Stated task —
State the number of lines that contain the word "Redundancy", and add nothing else.

Data shown —
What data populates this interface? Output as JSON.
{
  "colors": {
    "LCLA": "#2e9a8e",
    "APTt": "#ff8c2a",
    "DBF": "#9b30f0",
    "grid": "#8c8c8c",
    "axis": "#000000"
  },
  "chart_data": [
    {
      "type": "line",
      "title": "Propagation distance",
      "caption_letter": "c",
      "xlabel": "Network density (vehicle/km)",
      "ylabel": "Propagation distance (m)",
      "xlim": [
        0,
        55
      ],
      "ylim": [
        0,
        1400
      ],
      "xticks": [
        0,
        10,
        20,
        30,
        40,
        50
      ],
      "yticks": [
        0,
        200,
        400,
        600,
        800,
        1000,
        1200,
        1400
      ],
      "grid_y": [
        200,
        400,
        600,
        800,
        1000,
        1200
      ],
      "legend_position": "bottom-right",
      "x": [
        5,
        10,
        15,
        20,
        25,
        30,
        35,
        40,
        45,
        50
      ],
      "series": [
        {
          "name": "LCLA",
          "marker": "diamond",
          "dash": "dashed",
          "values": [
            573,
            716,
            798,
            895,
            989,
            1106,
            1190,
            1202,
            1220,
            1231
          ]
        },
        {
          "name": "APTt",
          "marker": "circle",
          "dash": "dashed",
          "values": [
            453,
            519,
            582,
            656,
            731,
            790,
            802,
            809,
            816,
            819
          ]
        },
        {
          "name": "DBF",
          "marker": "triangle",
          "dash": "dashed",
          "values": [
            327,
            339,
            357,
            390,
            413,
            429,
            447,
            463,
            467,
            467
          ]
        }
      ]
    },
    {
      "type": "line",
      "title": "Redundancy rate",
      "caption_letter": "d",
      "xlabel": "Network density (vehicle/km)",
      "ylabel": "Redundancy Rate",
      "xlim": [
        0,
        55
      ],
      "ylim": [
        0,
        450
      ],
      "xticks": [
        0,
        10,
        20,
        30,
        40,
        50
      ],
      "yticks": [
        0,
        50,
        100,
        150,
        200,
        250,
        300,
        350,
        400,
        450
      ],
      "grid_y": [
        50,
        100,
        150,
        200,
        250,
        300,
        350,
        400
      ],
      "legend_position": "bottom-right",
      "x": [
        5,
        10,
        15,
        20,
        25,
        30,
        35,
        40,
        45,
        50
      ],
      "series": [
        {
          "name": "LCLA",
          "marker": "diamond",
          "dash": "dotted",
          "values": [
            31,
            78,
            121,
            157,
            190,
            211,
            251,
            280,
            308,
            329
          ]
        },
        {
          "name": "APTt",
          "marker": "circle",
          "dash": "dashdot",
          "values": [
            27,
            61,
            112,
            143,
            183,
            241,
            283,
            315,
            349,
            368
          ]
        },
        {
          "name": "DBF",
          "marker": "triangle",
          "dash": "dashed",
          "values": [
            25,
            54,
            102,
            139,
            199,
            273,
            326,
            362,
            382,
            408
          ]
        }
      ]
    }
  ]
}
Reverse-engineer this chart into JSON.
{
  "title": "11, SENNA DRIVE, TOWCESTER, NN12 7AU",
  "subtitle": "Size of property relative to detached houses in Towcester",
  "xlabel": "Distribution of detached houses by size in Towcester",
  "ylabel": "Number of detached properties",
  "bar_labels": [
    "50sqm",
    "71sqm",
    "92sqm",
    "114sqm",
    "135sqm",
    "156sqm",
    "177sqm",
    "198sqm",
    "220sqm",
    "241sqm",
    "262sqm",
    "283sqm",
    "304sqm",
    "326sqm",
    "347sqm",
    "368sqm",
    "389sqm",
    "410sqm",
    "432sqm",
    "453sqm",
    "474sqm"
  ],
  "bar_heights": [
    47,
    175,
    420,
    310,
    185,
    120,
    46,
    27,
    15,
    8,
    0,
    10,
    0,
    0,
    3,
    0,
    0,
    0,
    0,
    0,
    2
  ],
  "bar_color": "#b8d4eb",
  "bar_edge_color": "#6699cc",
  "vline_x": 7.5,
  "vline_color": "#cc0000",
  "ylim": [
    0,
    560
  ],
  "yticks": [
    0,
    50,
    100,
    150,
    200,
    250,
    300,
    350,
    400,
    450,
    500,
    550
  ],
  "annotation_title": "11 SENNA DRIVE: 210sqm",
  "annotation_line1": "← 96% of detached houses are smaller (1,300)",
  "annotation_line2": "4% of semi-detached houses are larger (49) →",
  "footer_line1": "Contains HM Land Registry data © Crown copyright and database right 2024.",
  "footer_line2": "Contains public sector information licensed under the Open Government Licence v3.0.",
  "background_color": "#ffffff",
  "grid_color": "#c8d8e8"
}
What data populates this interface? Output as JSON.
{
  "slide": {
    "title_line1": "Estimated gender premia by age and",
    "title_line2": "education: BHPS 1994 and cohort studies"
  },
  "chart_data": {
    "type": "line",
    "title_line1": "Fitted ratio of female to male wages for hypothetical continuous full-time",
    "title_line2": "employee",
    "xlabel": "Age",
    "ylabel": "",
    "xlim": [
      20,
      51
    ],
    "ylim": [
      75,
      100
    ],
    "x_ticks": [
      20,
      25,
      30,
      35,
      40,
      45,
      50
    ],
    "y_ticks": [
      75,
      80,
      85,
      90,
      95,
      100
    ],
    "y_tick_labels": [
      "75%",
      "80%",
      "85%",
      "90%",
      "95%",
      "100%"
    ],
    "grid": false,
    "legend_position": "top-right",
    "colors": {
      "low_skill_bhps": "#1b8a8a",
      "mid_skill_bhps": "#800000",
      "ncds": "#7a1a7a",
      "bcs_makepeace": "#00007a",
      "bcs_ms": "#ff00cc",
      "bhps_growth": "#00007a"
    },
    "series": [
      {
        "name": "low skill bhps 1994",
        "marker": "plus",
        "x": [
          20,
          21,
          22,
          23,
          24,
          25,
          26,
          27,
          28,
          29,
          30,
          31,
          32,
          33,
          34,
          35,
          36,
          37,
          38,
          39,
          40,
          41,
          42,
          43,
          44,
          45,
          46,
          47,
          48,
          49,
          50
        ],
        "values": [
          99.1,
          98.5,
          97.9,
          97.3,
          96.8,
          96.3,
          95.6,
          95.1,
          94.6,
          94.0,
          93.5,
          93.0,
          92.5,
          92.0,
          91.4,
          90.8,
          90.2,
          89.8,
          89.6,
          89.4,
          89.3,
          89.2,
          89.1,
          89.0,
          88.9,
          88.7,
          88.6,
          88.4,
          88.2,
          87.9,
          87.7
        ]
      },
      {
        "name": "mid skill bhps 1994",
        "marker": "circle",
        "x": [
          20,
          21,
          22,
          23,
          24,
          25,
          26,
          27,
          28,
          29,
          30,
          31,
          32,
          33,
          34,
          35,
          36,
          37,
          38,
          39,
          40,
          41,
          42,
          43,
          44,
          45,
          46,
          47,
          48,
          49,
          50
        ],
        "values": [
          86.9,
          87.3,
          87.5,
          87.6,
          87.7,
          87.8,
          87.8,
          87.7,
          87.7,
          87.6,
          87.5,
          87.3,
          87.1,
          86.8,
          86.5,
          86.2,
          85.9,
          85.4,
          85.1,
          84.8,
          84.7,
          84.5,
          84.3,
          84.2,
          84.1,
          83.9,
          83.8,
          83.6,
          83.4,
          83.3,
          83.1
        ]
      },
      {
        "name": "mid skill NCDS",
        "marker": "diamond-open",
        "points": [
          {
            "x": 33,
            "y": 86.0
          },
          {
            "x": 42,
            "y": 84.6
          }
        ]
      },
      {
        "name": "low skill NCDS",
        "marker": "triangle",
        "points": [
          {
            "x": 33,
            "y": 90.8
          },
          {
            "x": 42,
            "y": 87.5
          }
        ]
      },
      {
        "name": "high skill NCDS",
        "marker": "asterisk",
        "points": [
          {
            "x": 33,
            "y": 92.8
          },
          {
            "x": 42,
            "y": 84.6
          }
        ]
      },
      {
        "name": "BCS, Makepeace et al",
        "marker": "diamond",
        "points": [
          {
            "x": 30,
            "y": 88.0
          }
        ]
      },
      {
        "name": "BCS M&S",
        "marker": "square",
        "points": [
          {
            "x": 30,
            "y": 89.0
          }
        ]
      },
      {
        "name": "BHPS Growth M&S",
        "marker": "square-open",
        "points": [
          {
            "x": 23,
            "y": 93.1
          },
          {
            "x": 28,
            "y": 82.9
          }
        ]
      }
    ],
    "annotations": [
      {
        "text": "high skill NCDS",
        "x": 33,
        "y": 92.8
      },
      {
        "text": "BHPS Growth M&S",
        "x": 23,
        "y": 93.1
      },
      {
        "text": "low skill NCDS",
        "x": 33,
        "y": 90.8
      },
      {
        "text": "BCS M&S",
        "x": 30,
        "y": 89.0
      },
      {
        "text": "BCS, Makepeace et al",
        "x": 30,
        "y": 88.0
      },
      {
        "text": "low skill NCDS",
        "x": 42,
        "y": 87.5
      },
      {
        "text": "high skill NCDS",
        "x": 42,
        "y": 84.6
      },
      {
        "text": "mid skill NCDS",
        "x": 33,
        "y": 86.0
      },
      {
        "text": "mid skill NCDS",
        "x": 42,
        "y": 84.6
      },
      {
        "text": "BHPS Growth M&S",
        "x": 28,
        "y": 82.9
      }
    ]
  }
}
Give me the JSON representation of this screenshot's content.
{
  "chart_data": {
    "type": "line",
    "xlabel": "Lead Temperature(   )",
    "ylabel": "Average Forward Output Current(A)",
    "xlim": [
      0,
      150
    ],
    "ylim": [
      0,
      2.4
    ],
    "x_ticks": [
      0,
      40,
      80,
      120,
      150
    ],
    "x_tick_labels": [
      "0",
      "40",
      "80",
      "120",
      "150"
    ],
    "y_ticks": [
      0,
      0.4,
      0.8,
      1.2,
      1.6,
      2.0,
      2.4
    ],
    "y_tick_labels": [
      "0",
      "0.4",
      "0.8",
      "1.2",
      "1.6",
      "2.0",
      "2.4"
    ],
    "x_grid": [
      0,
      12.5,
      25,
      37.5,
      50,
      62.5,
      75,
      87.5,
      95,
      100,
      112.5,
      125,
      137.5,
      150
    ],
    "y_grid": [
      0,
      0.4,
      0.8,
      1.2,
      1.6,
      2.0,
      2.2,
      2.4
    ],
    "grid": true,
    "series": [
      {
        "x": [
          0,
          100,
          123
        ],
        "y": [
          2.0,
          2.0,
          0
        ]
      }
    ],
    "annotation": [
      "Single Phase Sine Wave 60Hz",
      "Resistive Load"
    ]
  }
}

Result of the exercise —
2